Document:

* * * * * * *

About this research
Geometry of Poker is a computational research visualization. It maps poker states to feature vectors, embeds them in three dimensions, and renders an explorable point cloud. This page summarizes methodology without overstating conclusions.
Research question
When hero-centric poker states are mapped to a fixed feature vector built from exact combinatorics and engineered summaries, does unsupervised dimensionality reduction reveal coherent low-dimensional structure that can be explored interactively?
We do not presuppose a geometric shape. Structure must emerge from data.
Poker state
Each state: exactly two hero hole cards and zero, three, four, or five community cards (preflop through river).
Validation rejects duplicate cards, invalid lengths, and hero-on-board collisions.
Postflop state space is far too large to enumerate — we use seeded random sampling per street.
Feature vector (66 dimensions, compact mode)
Exact combinatorial outputs from the C++ poker-calculations core: equity vs a uniform random villain, hand category, runout quantiles, vulnerability (pNuts, pDominated).
Derived deterministic features: board texture, draw counts via single-card enumeration.
Summary statistics: card-removal gradient aggregates, category-transition entropy (flop only).

* * * * * * *

Directive A: Reproduce the box coordinate listings from their first row up to and including the line with "ruen-point [162, 836, 170, 844]".
Directive B: Take the poker research page further, picking up right after its last sentence.
The rows have no connection to the poker research page.

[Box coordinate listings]
* * * * * * *

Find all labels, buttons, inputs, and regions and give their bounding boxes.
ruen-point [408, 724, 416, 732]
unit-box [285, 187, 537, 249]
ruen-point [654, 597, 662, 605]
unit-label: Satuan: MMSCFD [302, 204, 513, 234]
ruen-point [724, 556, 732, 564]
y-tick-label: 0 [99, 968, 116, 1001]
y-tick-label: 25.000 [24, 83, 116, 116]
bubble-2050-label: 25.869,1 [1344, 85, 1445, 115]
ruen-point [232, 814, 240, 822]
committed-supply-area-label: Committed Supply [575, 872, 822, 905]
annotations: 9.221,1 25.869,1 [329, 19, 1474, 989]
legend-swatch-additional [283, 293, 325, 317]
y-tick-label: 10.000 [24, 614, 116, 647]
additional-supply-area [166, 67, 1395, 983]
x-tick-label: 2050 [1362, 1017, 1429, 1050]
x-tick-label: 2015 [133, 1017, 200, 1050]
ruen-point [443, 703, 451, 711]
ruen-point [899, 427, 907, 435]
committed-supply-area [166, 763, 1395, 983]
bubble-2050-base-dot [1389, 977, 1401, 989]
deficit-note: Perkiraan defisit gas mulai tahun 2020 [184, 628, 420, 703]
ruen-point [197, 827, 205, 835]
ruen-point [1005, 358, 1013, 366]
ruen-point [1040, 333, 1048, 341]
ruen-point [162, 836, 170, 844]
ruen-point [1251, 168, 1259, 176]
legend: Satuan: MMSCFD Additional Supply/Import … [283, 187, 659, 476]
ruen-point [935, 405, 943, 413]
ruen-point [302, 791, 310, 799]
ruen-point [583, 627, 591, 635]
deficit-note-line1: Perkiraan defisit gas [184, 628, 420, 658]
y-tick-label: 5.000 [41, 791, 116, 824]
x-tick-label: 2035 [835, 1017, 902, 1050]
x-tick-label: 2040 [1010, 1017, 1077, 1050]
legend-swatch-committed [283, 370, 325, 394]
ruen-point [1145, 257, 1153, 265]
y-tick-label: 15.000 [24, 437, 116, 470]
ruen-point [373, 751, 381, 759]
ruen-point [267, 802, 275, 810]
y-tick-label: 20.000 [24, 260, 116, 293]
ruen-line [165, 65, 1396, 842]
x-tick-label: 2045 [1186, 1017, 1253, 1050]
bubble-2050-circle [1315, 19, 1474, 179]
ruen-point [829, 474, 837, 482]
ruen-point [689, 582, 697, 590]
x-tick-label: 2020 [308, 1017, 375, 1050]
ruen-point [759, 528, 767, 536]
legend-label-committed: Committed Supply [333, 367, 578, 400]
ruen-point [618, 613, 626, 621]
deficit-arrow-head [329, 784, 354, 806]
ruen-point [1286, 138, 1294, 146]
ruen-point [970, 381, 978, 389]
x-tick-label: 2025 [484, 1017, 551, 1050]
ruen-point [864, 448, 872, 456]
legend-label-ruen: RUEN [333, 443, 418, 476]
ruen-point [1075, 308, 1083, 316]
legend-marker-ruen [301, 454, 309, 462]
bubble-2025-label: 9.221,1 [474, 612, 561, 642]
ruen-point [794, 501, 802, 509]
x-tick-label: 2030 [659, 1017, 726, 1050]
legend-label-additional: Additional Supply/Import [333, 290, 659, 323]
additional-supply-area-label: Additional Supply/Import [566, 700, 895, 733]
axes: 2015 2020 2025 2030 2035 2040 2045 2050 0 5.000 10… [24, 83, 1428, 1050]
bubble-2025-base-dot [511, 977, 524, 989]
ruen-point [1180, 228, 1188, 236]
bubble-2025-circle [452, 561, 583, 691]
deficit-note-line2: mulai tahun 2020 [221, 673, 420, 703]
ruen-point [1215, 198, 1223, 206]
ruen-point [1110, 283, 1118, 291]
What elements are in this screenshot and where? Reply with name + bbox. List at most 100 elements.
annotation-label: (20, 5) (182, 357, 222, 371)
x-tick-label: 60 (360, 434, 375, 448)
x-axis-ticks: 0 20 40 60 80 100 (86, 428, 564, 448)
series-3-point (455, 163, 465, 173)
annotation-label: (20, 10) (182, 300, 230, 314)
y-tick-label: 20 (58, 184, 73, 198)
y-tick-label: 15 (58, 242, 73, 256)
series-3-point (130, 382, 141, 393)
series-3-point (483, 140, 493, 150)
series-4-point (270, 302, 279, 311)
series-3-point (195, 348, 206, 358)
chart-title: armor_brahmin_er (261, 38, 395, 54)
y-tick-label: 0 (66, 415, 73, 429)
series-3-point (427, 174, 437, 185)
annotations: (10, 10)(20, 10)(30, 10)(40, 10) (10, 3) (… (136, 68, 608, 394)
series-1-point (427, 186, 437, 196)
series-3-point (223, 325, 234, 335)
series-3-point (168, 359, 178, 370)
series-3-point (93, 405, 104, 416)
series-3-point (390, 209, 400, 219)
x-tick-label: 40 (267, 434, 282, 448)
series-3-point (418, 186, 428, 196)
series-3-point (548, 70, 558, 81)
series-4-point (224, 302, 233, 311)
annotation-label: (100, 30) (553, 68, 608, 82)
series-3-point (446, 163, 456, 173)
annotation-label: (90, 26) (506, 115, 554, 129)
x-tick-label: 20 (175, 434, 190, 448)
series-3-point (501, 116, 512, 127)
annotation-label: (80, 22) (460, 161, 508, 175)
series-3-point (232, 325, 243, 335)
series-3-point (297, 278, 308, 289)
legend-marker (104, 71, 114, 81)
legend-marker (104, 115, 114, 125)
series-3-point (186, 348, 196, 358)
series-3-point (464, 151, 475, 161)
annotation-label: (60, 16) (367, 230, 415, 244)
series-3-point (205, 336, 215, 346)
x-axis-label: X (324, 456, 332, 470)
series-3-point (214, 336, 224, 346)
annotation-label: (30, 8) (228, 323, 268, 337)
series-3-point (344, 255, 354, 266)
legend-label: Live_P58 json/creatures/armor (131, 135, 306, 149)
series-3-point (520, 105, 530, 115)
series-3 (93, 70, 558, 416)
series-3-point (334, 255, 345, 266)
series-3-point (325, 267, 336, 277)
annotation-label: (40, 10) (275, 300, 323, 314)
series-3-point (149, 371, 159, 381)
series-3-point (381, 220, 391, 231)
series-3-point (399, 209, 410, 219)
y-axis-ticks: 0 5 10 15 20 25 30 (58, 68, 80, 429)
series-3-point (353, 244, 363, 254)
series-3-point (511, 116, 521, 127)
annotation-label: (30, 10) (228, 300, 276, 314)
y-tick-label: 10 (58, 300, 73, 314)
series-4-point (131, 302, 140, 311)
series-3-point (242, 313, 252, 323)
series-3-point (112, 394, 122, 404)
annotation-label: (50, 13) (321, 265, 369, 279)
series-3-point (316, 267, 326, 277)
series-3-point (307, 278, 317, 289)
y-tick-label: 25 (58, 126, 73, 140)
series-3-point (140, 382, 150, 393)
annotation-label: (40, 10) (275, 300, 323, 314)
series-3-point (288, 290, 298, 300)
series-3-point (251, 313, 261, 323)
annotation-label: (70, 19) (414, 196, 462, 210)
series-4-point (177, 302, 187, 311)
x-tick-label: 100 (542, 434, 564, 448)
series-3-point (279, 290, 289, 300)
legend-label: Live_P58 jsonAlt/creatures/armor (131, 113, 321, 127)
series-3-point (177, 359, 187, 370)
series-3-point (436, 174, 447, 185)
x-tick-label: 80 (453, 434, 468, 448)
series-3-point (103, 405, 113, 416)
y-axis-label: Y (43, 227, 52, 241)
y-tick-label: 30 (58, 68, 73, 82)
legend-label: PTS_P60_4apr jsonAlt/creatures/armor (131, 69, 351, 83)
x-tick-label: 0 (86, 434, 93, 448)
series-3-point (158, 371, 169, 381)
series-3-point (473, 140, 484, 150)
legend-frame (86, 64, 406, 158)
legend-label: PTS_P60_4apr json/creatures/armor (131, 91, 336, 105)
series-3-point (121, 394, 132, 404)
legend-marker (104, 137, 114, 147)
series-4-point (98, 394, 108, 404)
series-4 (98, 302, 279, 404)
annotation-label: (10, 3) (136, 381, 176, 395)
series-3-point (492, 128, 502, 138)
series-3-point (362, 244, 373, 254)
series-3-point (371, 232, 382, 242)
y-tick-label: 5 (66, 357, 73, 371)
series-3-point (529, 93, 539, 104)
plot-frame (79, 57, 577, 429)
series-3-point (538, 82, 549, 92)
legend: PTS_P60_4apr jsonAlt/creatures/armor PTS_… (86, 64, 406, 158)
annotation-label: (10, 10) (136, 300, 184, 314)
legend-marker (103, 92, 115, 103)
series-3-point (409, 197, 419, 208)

* * * * * * *

Written response A:
Find all labels, buttons, inputs, and regions and give their bounding boxes.
ruen-point [408, 724, 416, 732]
unit-box [285, 187, 537, 249]
ruen-point [654, 597, 662, 605]
unit-label: Satuan: MMSCFD [302, 204, 513, 234]
ruen-point [724, 556, 732, 564]
y-tick-label: 0 [99, 968, 116, 1001]
y-tick-label: 25.000 [24, 83, 116, 116]
bubble-2050-label: 25.869,1 [1344, 85, 1445, 115]
ruen-point [232, 814, 240, 822]
committed-supply-area-label: Committed Supply [575, 872, 822, 905]
annotations: 9.221,1 25.869,1 [329, 19, 1474, 989]
legend-swatch-additional [283, 293, 325, 317]
y-tick-label: 10.000 [24, 614, 116, 647]
additional-supply-area [166, 67, 1395, 983]
x-tick-label: 2050 [1362, 1017, 1429, 1050]
x-tick-label: 2015 [133, 1017, 200, 1050]
ruen-point [443, 703, 451, 711]
ruen-point [899, 427, 907, 435]
committed-supply-area [166, 763, 1395, 983]
bubble-2050-base-dot [1389, 977, 1401, 989]
deficit-note: Perkiraan defisit gas mulai tahun 2020 [184, 628, 420, 703]
ruen-point [197, 827, 205, 835]
ruen-point [1005, 358, 1013, 366]
ruen-point [1040, 333, 1048, 341]
ruen-point [162, 836, 170, 844]

Written response B:
Street-aware masking: unavailable groups are zero with explicit availability flags — never NaN.
Embedding pipeline
Per street: StandardScaler → PCA (95% variance target) → UMAP (3D) → HDBSCAN clustering.
UMAP parameters and random seed are recorded in viewer-manifest.json.
Evaluation metrics (trustworthiness, kNN overlap) are in analysis-report.md per street.
Manual hand projection
User-selected cards are validated, featurized, and projected into the learned geometry.
Primary path: scale → PCA → UMAP transform when available; fallback: kNN interpolation in PCA space.
The viewer shows projection method, neighbor IDs, and distances — treat distant neighbors as low confidence.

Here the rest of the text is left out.